## Data listing

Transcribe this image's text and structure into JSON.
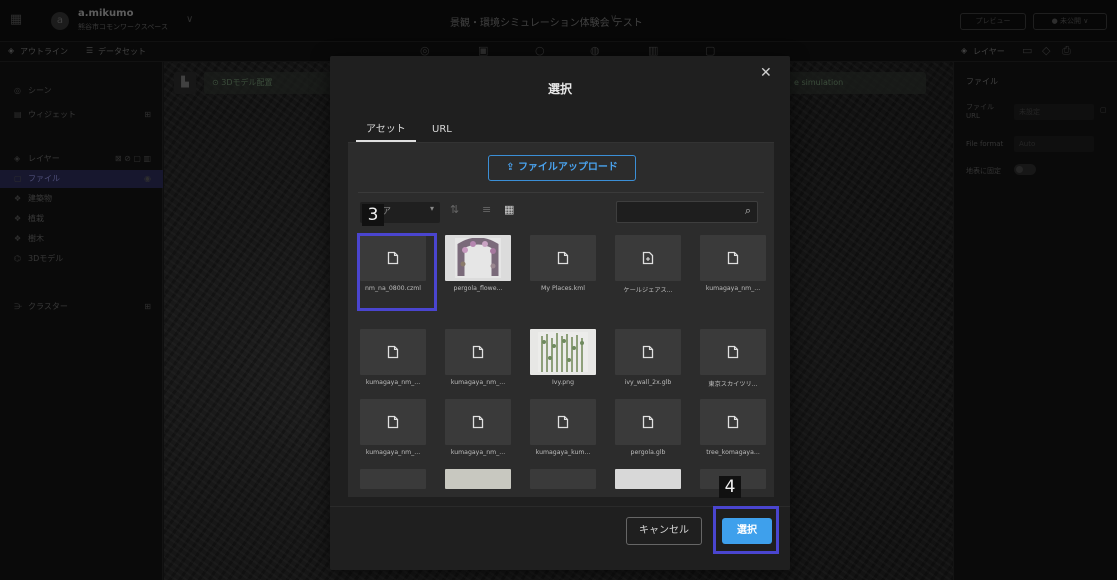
{
  "topbar": {
    "user": "a.mikumo",
    "workspace": "熊谷市コモンワークスペース",
    "project_title": "景観・環境シミュレーション体験会 テスト",
    "preview": "プレビュー",
    "publish": "● 未公開 ∨"
  },
  "subbar": {
    "outline_tab": "アウトライン",
    "dataset_tab": "データセット",
    "layer_tab": "レイヤー"
  },
  "left_panel": {
    "scene": "シーン",
    "widget": "ウィジェット",
    "layer": "レイヤー",
    "items": [
      "ファイル",
      "建築物",
      "植栽",
      "樹木",
      "3Dモデル"
    ],
    "cluster": "クラスター"
  },
  "right_panel": {
    "section": "ファイル",
    "file_url_label": "ファイル URL",
    "file_url_value": "未設定",
    "file_format_label": "File format",
    "file_format_value": "Auto",
    "clamp_label": "地表に固定"
  },
  "viewport": {
    "chip_left": "3Dモデル配置",
    "chip_right": "e simulation"
  },
  "modal": {
    "title": "選択",
    "tabs": [
      "アセット",
      "URL"
    ],
    "upload_label": "ファイルアップロード",
    "sort_value": "ア",
    "files": [
      {
        "name": "nm_na_0800.czml",
        "kind": "file"
      },
      {
        "name": "pergola_flowe...",
        "kind": "flower"
      },
      {
        "name": "My Places.kml",
        "kind": "file"
      },
      {
        "name": "ケールジェアス...",
        "kind": "file2"
      },
      {
        "name": "kumagaya_nm_...",
        "kind": "file"
      },
      {
        "name": "kumagaya_nm_...",
        "kind": "file"
      },
      {
        "name": "kumagaya_nm_...",
        "kind": "file"
      },
      {
        "name": "Ivy.png",
        "kind": "ivy"
      },
      {
        "name": "ivy_wall_2x.glb",
        "kind": "file"
      },
      {
        "name": "東京スカイツリ...",
        "kind": "file"
      },
      {
        "name": "kumagaya_nm_...",
        "kind": "file"
      },
      {
        "name": "kumagaya_nm_...",
        "kind": "file"
      },
      {
        "name": "kumagaya_kum...",
        "kind": "file"
      },
      {
        "name": "pergola.glb",
        "kind": "file"
      },
      {
        "name": "tree_komagaya...",
        "kind": "file"
      }
    ],
    "cancel_label": "キャンセル",
    "select_label": "選択"
  },
  "annotations": {
    "step3": "3",
    "step4": "4"
  }
}
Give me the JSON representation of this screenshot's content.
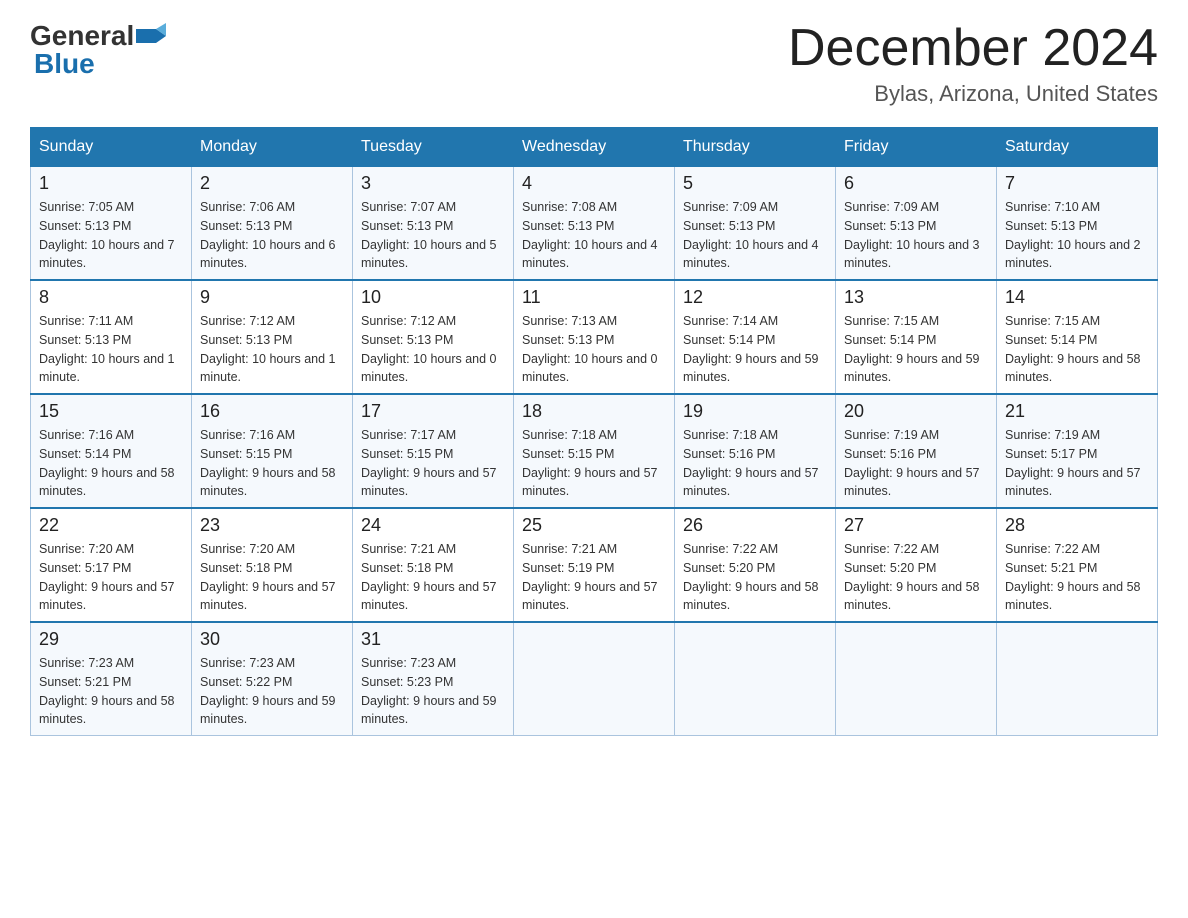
{
  "header": {
    "logo_text_general": "General",
    "logo_text_blue": "Blue",
    "title": "December 2024",
    "subtitle": "Bylas, Arizona, United States"
  },
  "days_header": [
    "Sunday",
    "Monday",
    "Tuesday",
    "Wednesday",
    "Thursday",
    "Friday",
    "Saturday"
  ],
  "weeks": [
    [
      {
        "day": "1",
        "sunrise": "7:05 AM",
        "sunset": "5:13 PM",
        "daylight": "10 hours and 7 minutes."
      },
      {
        "day": "2",
        "sunrise": "7:06 AM",
        "sunset": "5:13 PM",
        "daylight": "10 hours and 6 minutes."
      },
      {
        "day": "3",
        "sunrise": "7:07 AM",
        "sunset": "5:13 PM",
        "daylight": "10 hours and 5 minutes."
      },
      {
        "day": "4",
        "sunrise": "7:08 AM",
        "sunset": "5:13 PM",
        "daylight": "10 hours and 4 minutes."
      },
      {
        "day": "5",
        "sunrise": "7:09 AM",
        "sunset": "5:13 PM",
        "daylight": "10 hours and 4 minutes."
      },
      {
        "day": "6",
        "sunrise": "7:09 AM",
        "sunset": "5:13 PM",
        "daylight": "10 hours and 3 minutes."
      },
      {
        "day": "7",
        "sunrise": "7:10 AM",
        "sunset": "5:13 PM",
        "daylight": "10 hours and 2 minutes."
      }
    ],
    [
      {
        "day": "8",
        "sunrise": "7:11 AM",
        "sunset": "5:13 PM",
        "daylight": "10 hours and 1 minute."
      },
      {
        "day": "9",
        "sunrise": "7:12 AM",
        "sunset": "5:13 PM",
        "daylight": "10 hours and 1 minute."
      },
      {
        "day": "10",
        "sunrise": "7:12 AM",
        "sunset": "5:13 PM",
        "daylight": "10 hours and 0 minutes."
      },
      {
        "day": "11",
        "sunrise": "7:13 AM",
        "sunset": "5:13 PM",
        "daylight": "10 hours and 0 minutes."
      },
      {
        "day": "12",
        "sunrise": "7:14 AM",
        "sunset": "5:14 PM",
        "daylight": "9 hours and 59 minutes."
      },
      {
        "day": "13",
        "sunrise": "7:15 AM",
        "sunset": "5:14 PM",
        "daylight": "9 hours and 59 minutes."
      },
      {
        "day": "14",
        "sunrise": "7:15 AM",
        "sunset": "5:14 PM",
        "daylight": "9 hours and 58 minutes."
      }
    ],
    [
      {
        "day": "15",
        "sunrise": "7:16 AM",
        "sunset": "5:14 PM",
        "daylight": "9 hours and 58 minutes."
      },
      {
        "day": "16",
        "sunrise": "7:16 AM",
        "sunset": "5:15 PM",
        "daylight": "9 hours and 58 minutes."
      },
      {
        "day": "17",
        "sunrise": "7:17 AM",
        "sunset": "5:15 PM",
        "daylight": "9 hours and 57 minutes."
      },
      {
        "day": "18",
        "sunrise": "7:18 AM",
        "sunset": "5:15 PM",
        "daylight": "9 hours and 57 minutes."
      },
      {
        "day": "19",
        "sunrise": "7:18 AM",
        "sunset": "5:16 PM",
        "daylight": "9 hours and 57 minutes."
      },
      {
        "day": "20",
        "sunrise": "7:19 AM",
        "sunset": "5:16 PM",
        "daylight": "9 hours and 57 minutes."
      },
      {
        "day": "21",
        "sunrise": "7:19 AM",
        "sunset": "5:17 PM",
        "daylight": "9 hours and 57 minutes."
      }
    ],
    [
      {
        "day": "22",
        "sunrise": "7:20 AM",
        "sunset": "5:17 PM",
        "daylight": "9 hours and 57 minutes."
      },
      {
        "day": "23",
        "sunrise": "7:20 AM",
        "sunset": "5:18 PM",
        "daylight": "9 hours and 57 minutes."
      },
      {
        "day": "24",
        "sunrise": "7:21 AM",
        "sunset": "5:18 PM",
        "daylight": "9 hours and 57 minutes."
      },
      {
        "day": "25",
        "sunrise": "7:21 AM",
        "sunset": "5:19 PM",
        "daylight": "9 hours and 57 minutes."
      },
      {
        "day": "26",
        "sunrise": "7:22 AM",
        "sunset": "5:20 PM",
        "daylight": "9 hours and 58 minutes."
      },
      {
        "day": "27",
        "sunrise": "7:22 AM",
        "sunset": "5:20 PM",
        "daylight": "9 hours and 58 minutes."
      },
      {
        "day": "28",
        "sunrise": "7:22 AM",
        "sunset": "5:21 PM",
        "daylight": "9 hours and 58 minutes."
      }
    ],
    [
      {
        "day": "29",
        "sunrise": "7:23 AM",
        "sunset": "5:21 PM",
        "daylight": "9 hours and 58 minutes."
      },
      {
        "day": "30",
        "sunrise": "7:23 AM",
        "sunset": "5:22 PM",
        "daylight": "9 hours and 59 minutes."
      },
      {
        "day": "31",
        "sunrise": "7:23 AM",
        "sunset": "5:23 PM",
        "daylight": "9 hours and 59 minutes."
      },
      null,
      null,
      null,
      null
    ]
  ],
  "labels": {
    "sunrise": "Sunrise:",
    "sunset": "Sunset:",
    "daylight": "Daylight:"
  },
  "colors": {
    "header_bg": "#2176ae",
    "border": "#aac4de",
    "row_even": "#f5f9fd",
    "row_odd": "#ffffff"
  }
}
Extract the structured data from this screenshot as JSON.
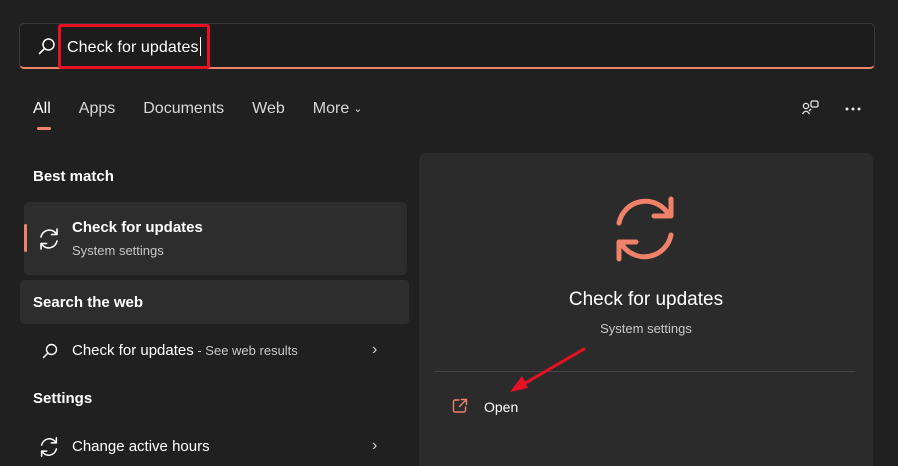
{
  "search": {
    "query": "Check for updates"
  },
  "tabs": [
    {
      "label": "All"
    },
    {
      "label": "Apps"
    },
    {
      "label": "Documents"
    },
    {
      "label": "Web"
    },
    {
      "label": "More"
    }
  ],
  "sections": {
    "best_match": "Best match",
    "search_web": "Search the web",
    "settings": "Settings"
  },
  "best_match": {
    "title": "Check for updates",
    "subtitle": "System settings"
  },
  "web_result": {
    "title": "Check for updates",
    "suffix": " - See web results"
  },
  "settings_result": {
    "title": "Change active hours"
  },
  "detail": {
    "title": "Check for updates",
    "subtitle": "System settings",
    "open_label": "Open"
  },
  "colors": {
    "accent": "#f0826a",
    "annotation_red": "#e81123",
    "background": "#202020",
    "panel": "#2b2b2b"
  },
  "icons": [
    "search-icon",
    "refresh-icon",
    "chevron-down-icon",
    "chevron-right-icon",
    "share-icon",
    "more-icon",
    "open-external-icon"
  ]
}
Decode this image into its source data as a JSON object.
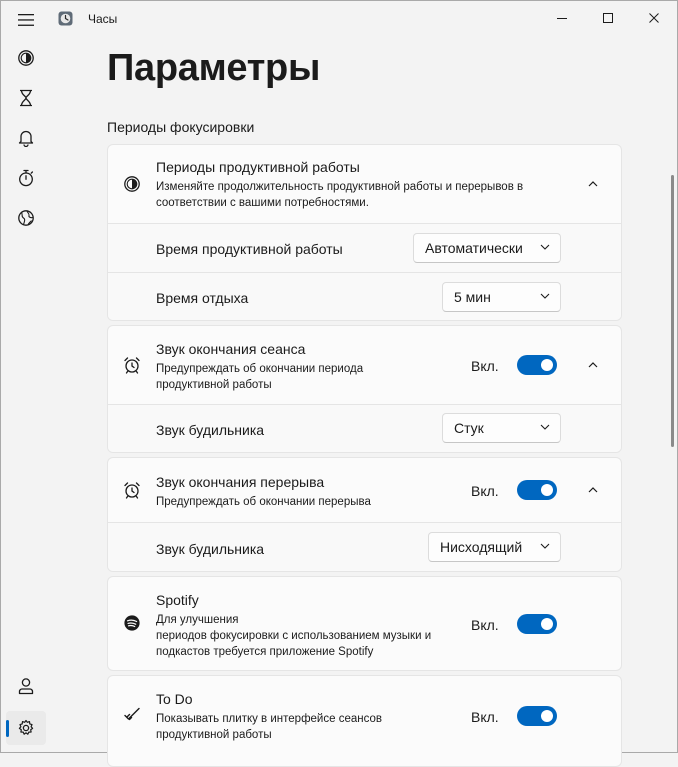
{
  "window": {
    "title": "Часы"
  },
  "sidebar": {
    "items": [
      {
        "name": "focus-sessions",
        "icon": "focus-icon"
      },
      {
        "name": "timer",
        "icon": "hourglass-icon"
      },
      {
        "name": "alarm",
        "icon": "bell-icon"
      },
      {
        "name": "stopwatch",
        "icon": "stopwatch-icon"
      },
      {
        "name": "world-clock",
        "icon": "globe-icon"
      }
    ],
    "account_icon": "person-icon",
    "settings_icon": "gear-icon"
  },
  "page": {
    "title": "Параметры",
    "section": "Периоды фокусировки"
  },
  "cards": {
    "productive": {
      "title": "Периоды продуктивной работы",
      "description_line1": "Изменяйте продолжительность продуктивной работы и перерывов в",
      "description_line2": "соответствии с вашими потребностями.",
      "work_time_label": "Время продуктивной работы",
      "work_time_value": "Автоматически",
      "rest_time_label": "Время отдыха",
      "rest_time_value": "5 мин"
    },
    "session_end": {
      "title": "Звук окончания сеанса",
      "description_line1": "Предупреждать об окончании периода",
      "description_line2": "продуктивной работы",
      "toggle_label": "Вкл.",
      "toggle_on": true,
      "alarm_label": "Звук будильника",
      "alarm_value": "Стук"
    },
    "break_end": {
      "title": "Звук окончания перерыва",
      "description_line1": "Предупреждать об окончании перерыва",
      "toggle_label": "Вкл.",
      "toggle_on": true,
      "alarm_label": "Звук будильника",
      "alarm_value": "Нисходящий"
    },
    "spotify": {
      "title": "Spotify",
      "description_line1": "Для улучшения",
      "description_line2": "периодов фокусировки с использованием музыки и",
      "description_line3": "подкастов требуется приложение Spotify",
      "toggle_label": "Вкл.",
      "toggle_on": true
    },
    "todo": {
      "title": "To Do",
      "description_line1": "Показывать плитку в интерфейсе сеансов",
      "description_line2": "продуктивной работы",
      "toggle_label": "Вкл.",
      "toggle_on": true
    }
  },
  "colors": {
    "accent": "#0067c0",
    "background": "#f3f3f3",
    "card": "#fbfbfb"
  }
}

## Exercise
Wherever "Периоды" shows up in a line, copy that line.

## Worked solution
    "section": "Периоды фокусировки"
      "title": "Периоды продуктивной работы",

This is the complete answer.